# [What the task asks]
Print every one of the lines below word for word, keeping each character and number as it appears.

Layout element annotations
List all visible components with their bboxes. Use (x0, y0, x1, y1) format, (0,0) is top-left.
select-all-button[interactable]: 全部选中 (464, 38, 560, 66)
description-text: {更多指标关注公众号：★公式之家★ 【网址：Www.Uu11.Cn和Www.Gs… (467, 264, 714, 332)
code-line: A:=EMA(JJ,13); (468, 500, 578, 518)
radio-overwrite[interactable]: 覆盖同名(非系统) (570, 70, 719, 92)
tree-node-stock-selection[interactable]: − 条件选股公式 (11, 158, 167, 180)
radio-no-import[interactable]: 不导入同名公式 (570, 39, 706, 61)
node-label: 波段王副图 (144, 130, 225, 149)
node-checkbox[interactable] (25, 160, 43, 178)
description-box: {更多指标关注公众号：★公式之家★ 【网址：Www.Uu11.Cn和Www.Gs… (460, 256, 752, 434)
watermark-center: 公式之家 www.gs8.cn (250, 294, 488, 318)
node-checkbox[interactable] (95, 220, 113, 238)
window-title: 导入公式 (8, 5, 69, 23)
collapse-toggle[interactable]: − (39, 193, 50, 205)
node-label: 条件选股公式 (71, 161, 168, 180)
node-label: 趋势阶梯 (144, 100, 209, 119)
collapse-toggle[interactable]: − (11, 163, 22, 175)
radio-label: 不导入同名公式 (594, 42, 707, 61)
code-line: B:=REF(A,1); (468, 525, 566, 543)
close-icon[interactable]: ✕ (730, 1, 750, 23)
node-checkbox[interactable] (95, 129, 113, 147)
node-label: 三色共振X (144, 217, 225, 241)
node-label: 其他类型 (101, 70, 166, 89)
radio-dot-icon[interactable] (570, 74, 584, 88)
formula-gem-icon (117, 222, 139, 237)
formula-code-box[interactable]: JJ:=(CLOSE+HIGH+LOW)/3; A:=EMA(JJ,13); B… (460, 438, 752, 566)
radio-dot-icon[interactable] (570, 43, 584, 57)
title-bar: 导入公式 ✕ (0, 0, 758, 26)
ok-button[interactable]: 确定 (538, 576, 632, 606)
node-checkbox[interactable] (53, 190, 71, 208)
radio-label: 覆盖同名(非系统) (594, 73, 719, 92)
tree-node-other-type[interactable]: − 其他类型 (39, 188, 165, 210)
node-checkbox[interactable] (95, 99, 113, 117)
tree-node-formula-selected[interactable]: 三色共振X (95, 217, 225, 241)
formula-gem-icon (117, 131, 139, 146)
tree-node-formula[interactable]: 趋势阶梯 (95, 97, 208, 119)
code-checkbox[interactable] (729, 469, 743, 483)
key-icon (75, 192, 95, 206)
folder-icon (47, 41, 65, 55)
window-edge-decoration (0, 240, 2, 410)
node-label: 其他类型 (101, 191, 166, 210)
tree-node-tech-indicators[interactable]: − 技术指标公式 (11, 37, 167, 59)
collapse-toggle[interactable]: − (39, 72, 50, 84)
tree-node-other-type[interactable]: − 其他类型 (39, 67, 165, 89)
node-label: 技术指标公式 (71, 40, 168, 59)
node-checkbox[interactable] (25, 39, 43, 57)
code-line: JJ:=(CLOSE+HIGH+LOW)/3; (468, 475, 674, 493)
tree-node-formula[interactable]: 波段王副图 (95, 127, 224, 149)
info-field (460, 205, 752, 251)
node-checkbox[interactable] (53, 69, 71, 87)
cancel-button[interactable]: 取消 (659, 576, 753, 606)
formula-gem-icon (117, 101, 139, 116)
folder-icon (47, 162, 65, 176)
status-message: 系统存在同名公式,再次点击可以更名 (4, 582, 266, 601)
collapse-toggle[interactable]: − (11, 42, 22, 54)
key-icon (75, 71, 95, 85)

# [Exercise answer]
List all visible components with their bboxes. Use (x0, y0, x1, y1) format, (0,0) is top-left.
select-all-button[interactable]: 全部选中 (464, 38, 560, 66)
description-text: {更多指标关注公众号：★公式之家★ 【网址：Www.Uu11.Cn和Www.Gs… (467, 264, 714, 332)
code-line: A:=EMA(JJ,13); (468, 500, 578, 518)
radio-overwrite[interactable]: 覆盖同名(非系统) (570, 70, 719, 92)
tree-node-stock-selection[interactable]: − 条件选股公式 (11, 158, 167, 180)
radio-no-import[interactable]: 不导入同名公式 (570, 39, 706, 61)
node-label: 波段王副图 (144, 130, 225, 149)
node-checkbox[interactable] (25, 160, 43, 178)
description-box: {更多指标关注公众号：★公式之家★ 【网址：Www.Uu11.Cn和Www.Gs… (460, 256, 752, 434)
watermark-center: 公式之家 www.gs8.cn (250, 294, 488, 318)
node-checkbox[interactable] (95, 220, 113, 238)
window-title: 导入公式 (8, 5, 69, 23)
collapse-toggle[interactable]: − (39, 193, 50, 205)
node-label: 条件选股公式 (71, 161, 168, 180)
node-label: 趋势阶梯 (144, 100, 209, 119)
collapse-toggle[interactable]: − (11, 163, 22, 175)
radio-label: 不导入同名公式 (594, 42, 707, 61)
code-line: B:=REF(A,1); (468, 525, 566, 543)
close-icon[interactable]: ✕ (730, 1, 750, 23)
node-checkbox[interactable] (95, 129, 113, 147)
node-label: 三色共振X (144, 217, 225, 241)
node-label: 其他类型 (101, 70, 166, 89)
radio-dot-icon[interactable] (570, 74, 584, 88)
formula-gem-icon (117, 222, 139, 237)
formula-code-box[interactable]: JJ:=(CLOSE+HIGH+LOW)/3; A:=EMA(JJ,13); B… (460, 438, 752, 566)
radio-dot-icon[interactable] (570, 43, 584, 57)
title-bar: 导入公式 ✕ (0, 0, 758, 26)
ok-button[interactable]: 确定 (538, 576, 632, 606)
node-checkbox[interactable] (53, 190, 71, 208)
radio-label: 覆盖同名(非系统) (594, 73, 719, 92)
tree-node-other-type[interactable]: − 其他类型 (39, 188, 165, 210)
node-checkbox[interactable] (95, 99, 113, 117)
tree-node-formula-selected[interactable]: 三色共振X (95, 217, 225, 241)
formula-gem-icon (117, 131, 139, 146)
tree-node-formula[interactable]: 趋势阶梯 (95, 97, 208, 119)
code-checkbox[interactable] (729, 469, 743, 483)
key-icon (75, 192, 95, 206)
folder-icon (47, 41, 65, 55)
window-edge-decoration (0, 240, 2, 410)
node-label: 其他类型 (101, 191, 166, 210)
tree-node-tech-indicators[interactable]: − 技术指标公式 (11, 37, 167, 59)
collapse-toggle[interactable]: − (39, 72, 50, 84)
tree-node-other-type[interactable]: − 其他类型 (39, 67, 165, 89)
node-label: 技术指标公式 (71, 40, 168, 59)
node-checkbox[interactable] (25, 39, 43, 57)
code-line: JJ:=(CLOSE+HIGH+LOW)/3; (468, 475, 674, 493)
tree-node-formula[interactable]: 波段王副图 (95, 127, 224, 149)
info-field (460, 205, 752, 251)
node-checkbox[interactable] (53, 69, 71, 87)
cancel-button[interactable]: 取消 (659, 576, 753, 606)
formula-gem-icon (117, 101, 139, 116)
folder-icon (47, 162, 65, 176)
status-message: 系统存在同名公式,再次点击可以更名 (4, 582, 266, 601)
collapse-toggle[interactable]: − (11, 42, 22, 54)
key-icon (75, 71, 95, 85)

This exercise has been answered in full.